**Problem to work on:**
Count the lines in the data below that contain the string "closed", with case significant. Give only the number.

**Records for this exercise:**
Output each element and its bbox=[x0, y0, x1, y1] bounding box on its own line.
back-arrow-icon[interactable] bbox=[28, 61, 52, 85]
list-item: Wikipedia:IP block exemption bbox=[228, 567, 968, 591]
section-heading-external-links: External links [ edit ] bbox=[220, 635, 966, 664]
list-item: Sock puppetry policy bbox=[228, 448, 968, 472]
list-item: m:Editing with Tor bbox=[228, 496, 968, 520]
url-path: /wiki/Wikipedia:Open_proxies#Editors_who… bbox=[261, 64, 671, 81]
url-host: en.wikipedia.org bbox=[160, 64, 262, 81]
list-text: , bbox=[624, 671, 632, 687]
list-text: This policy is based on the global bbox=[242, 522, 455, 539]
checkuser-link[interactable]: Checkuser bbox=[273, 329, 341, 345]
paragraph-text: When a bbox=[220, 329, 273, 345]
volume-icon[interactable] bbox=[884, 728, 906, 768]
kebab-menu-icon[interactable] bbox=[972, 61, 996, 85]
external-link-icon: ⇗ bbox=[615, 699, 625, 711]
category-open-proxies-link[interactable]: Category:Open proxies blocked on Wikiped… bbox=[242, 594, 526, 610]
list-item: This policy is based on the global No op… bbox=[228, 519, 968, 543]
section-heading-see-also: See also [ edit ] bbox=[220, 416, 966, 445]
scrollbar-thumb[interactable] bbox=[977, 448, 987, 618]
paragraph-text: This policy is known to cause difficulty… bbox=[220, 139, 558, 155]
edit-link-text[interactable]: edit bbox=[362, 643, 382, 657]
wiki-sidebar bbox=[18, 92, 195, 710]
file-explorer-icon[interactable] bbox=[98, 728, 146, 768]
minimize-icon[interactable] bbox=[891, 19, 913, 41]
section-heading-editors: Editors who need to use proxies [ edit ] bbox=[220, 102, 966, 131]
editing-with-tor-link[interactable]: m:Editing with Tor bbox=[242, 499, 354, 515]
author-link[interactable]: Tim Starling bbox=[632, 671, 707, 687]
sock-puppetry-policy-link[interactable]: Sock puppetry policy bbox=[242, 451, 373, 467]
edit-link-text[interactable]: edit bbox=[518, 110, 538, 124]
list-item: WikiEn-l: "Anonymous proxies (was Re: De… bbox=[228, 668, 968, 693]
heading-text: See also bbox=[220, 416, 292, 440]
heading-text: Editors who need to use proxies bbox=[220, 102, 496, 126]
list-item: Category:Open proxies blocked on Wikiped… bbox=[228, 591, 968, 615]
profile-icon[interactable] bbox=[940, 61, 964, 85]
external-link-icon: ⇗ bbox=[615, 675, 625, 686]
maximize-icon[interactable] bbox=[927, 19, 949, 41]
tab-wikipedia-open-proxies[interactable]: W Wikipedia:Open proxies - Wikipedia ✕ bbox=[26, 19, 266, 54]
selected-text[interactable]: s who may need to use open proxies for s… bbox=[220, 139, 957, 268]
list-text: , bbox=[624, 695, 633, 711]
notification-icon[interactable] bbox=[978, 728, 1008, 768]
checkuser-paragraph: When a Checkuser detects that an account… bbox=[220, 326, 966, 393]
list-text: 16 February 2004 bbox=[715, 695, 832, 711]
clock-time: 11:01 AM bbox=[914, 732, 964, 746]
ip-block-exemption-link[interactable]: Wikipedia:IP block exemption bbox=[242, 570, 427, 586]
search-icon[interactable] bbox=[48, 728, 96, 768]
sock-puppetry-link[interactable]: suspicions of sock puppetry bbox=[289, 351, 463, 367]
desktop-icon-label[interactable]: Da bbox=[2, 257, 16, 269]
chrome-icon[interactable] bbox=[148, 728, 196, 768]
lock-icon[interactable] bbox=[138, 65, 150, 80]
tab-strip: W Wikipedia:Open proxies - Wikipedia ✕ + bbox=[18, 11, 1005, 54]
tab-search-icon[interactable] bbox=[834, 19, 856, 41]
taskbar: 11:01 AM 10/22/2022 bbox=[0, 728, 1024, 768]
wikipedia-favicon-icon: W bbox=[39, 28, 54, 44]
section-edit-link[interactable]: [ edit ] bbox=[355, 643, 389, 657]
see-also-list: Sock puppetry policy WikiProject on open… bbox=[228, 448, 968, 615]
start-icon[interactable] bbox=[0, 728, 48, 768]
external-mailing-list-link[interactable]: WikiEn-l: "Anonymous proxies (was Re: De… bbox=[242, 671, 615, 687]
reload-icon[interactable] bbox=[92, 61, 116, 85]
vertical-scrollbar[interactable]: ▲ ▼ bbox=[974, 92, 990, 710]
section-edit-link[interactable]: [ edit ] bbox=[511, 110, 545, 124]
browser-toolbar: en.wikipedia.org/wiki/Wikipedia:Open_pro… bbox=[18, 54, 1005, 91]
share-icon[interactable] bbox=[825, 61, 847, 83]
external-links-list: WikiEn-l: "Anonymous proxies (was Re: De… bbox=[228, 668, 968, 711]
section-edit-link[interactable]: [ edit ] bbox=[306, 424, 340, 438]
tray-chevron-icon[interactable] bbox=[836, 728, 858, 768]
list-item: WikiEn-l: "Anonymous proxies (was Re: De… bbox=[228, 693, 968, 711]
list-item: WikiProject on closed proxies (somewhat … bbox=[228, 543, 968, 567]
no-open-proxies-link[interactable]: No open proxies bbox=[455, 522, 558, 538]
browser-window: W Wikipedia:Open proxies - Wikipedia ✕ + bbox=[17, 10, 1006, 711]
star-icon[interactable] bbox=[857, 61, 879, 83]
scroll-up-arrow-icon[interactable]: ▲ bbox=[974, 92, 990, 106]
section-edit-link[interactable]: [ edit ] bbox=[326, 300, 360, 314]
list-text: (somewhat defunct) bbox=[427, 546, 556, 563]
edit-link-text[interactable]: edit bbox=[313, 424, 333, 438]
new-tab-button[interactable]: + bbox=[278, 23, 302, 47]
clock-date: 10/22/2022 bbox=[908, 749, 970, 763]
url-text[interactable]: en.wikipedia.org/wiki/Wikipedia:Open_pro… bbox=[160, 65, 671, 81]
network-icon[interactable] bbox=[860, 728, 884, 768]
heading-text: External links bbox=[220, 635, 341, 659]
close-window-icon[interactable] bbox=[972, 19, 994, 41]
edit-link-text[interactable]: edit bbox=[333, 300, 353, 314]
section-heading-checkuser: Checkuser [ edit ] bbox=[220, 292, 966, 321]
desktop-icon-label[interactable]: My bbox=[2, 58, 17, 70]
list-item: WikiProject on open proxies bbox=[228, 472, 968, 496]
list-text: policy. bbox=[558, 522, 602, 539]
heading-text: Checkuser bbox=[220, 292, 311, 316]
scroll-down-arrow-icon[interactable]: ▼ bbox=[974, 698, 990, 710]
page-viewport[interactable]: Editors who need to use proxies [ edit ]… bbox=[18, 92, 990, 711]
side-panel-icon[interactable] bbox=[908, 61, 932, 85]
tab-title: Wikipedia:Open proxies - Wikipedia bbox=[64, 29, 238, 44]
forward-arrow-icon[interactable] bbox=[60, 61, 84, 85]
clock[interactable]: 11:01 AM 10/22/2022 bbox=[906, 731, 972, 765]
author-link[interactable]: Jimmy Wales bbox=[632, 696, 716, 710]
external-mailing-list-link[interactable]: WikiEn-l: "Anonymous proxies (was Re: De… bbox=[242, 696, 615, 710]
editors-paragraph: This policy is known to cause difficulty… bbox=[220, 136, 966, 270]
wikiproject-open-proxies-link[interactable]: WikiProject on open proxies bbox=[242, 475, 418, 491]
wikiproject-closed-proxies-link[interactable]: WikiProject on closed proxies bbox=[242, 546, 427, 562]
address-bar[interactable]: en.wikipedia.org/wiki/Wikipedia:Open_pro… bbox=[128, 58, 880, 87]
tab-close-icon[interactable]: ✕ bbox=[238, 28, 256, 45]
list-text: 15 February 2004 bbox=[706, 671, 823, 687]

**Correct response:**
2